═════ Data for analysis ═════
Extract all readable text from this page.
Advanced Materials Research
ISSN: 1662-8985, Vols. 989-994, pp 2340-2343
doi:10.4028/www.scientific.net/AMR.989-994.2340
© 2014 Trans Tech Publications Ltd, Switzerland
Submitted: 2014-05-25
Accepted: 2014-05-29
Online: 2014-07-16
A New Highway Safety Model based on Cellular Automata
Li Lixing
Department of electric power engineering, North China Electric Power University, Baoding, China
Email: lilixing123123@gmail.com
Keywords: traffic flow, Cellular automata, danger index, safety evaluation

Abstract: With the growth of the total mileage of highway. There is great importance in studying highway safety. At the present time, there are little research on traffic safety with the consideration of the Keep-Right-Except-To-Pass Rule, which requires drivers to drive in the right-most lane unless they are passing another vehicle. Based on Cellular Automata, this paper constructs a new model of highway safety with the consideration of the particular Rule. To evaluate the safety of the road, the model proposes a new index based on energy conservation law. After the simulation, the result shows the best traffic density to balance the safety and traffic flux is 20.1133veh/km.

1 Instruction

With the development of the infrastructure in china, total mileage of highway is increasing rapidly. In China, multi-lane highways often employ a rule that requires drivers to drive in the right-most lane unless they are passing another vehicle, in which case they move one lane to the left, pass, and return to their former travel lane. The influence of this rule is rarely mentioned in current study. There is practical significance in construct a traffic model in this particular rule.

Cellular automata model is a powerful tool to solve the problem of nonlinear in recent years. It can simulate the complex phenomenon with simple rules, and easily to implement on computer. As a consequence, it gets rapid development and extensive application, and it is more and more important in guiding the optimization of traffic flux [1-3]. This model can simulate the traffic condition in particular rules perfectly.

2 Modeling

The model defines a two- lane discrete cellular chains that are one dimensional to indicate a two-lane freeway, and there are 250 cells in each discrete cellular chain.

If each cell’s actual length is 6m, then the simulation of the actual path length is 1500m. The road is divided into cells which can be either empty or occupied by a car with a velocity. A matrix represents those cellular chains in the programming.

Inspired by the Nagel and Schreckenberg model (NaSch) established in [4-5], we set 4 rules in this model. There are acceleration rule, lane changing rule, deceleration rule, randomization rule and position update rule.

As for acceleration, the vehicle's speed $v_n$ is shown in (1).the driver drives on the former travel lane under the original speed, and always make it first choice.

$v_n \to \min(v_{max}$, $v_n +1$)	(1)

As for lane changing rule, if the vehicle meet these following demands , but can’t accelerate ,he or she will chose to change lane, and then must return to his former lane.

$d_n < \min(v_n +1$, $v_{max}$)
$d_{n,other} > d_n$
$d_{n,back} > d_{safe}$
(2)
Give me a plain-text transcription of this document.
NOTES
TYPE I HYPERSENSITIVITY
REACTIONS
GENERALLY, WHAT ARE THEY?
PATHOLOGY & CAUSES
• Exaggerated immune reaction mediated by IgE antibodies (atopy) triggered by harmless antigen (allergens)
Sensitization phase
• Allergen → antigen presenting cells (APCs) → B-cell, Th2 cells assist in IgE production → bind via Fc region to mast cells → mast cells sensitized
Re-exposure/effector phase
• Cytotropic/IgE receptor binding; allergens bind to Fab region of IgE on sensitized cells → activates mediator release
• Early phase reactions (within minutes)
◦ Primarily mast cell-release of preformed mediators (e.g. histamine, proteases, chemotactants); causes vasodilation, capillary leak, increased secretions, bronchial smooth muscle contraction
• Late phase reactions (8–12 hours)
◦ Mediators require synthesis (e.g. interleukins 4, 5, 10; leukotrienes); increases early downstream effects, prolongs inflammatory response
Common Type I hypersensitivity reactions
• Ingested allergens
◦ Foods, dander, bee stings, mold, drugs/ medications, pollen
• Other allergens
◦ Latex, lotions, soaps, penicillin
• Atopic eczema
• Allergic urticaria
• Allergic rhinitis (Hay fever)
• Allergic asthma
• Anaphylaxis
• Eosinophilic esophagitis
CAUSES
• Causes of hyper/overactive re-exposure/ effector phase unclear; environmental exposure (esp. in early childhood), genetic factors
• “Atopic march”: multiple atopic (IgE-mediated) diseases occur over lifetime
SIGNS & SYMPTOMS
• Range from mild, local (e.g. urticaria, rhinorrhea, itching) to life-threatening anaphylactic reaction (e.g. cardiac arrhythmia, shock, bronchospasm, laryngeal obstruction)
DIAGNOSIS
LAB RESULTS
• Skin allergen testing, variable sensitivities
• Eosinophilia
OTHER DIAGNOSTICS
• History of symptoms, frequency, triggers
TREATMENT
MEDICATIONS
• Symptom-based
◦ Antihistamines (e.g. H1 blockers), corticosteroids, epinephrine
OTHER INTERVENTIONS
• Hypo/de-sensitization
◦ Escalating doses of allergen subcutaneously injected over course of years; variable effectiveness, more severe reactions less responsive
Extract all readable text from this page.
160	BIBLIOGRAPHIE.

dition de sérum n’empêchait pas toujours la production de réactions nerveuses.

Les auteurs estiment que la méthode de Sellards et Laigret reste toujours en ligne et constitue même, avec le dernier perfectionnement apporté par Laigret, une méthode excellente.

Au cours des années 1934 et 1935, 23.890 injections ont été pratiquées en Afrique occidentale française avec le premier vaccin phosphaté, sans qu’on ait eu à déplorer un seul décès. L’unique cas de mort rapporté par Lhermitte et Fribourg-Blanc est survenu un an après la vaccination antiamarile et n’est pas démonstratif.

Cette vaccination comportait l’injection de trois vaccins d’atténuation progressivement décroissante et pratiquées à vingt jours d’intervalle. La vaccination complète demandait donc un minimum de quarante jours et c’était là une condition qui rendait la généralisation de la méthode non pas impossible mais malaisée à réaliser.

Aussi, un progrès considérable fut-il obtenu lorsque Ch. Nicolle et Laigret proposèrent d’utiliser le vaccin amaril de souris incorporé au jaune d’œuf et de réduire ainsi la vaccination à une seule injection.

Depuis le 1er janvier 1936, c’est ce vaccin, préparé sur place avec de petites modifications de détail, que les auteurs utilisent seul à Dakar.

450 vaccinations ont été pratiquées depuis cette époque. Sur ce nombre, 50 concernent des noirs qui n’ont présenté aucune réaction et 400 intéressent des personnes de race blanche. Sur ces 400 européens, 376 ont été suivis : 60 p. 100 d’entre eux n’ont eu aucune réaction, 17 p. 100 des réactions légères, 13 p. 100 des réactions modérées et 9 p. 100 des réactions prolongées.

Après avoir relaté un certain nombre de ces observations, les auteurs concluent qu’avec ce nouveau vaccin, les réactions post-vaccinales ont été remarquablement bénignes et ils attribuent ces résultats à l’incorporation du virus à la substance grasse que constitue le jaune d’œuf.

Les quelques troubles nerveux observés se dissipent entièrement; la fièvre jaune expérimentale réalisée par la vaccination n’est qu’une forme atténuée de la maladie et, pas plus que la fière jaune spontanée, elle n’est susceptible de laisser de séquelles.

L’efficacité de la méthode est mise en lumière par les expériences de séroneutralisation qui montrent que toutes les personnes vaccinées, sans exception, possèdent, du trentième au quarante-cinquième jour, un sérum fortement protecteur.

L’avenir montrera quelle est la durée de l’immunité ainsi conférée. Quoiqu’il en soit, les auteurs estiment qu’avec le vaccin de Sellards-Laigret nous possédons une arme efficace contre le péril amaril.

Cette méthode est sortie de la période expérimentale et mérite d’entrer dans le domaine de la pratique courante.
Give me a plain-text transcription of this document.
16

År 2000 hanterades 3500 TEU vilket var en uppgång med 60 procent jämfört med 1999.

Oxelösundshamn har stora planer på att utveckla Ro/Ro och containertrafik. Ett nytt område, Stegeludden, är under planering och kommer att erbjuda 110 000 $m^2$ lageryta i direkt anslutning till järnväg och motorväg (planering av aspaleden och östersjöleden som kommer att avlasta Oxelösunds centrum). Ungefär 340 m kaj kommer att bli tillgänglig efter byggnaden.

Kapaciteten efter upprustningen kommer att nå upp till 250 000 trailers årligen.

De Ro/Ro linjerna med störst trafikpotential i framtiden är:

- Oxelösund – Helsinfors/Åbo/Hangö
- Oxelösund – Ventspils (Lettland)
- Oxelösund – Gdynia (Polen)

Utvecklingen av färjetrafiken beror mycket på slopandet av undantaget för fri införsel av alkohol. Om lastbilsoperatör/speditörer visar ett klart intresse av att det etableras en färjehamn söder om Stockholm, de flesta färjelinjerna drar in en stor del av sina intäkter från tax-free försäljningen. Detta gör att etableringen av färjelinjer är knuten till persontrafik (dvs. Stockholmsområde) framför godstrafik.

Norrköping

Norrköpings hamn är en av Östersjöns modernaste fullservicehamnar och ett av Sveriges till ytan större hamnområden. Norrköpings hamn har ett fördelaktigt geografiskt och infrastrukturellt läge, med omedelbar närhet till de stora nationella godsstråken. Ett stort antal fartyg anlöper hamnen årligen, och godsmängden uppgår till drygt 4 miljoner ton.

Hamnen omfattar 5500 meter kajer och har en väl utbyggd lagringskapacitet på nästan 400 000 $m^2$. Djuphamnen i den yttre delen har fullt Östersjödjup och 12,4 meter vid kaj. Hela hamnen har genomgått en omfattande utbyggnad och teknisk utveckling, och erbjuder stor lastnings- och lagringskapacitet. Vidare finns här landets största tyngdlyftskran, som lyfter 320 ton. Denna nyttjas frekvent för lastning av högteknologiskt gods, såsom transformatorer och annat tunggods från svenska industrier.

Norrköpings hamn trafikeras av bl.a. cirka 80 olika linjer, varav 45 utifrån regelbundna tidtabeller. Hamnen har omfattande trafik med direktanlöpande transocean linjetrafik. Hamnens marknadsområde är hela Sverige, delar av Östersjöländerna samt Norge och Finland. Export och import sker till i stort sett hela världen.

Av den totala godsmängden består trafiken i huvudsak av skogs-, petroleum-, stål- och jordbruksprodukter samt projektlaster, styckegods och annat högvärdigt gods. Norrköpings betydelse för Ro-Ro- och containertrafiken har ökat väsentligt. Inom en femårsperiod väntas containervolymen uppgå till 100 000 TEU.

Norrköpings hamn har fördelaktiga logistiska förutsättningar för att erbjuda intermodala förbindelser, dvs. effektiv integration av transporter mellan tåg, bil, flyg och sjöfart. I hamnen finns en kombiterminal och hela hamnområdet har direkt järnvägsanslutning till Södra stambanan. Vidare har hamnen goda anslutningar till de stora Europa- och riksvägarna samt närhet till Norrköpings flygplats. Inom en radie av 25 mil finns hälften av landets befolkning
═════
● **What you will do**: Copy all the lines above that hold the string "chains".

● **The completed task**:
The model defines a two- lane discrete cellular chains that are one dimensional to indicate a two-lane freeway, and there are 250 cells in each discrete cellular chain.
If each cell’s actual length is 6m, then the simulation of the actual path length is 1500m. The road is divided into cells which can be either empty or occupied by a car with a velocity. A matrix represents those cellular chains in the programming.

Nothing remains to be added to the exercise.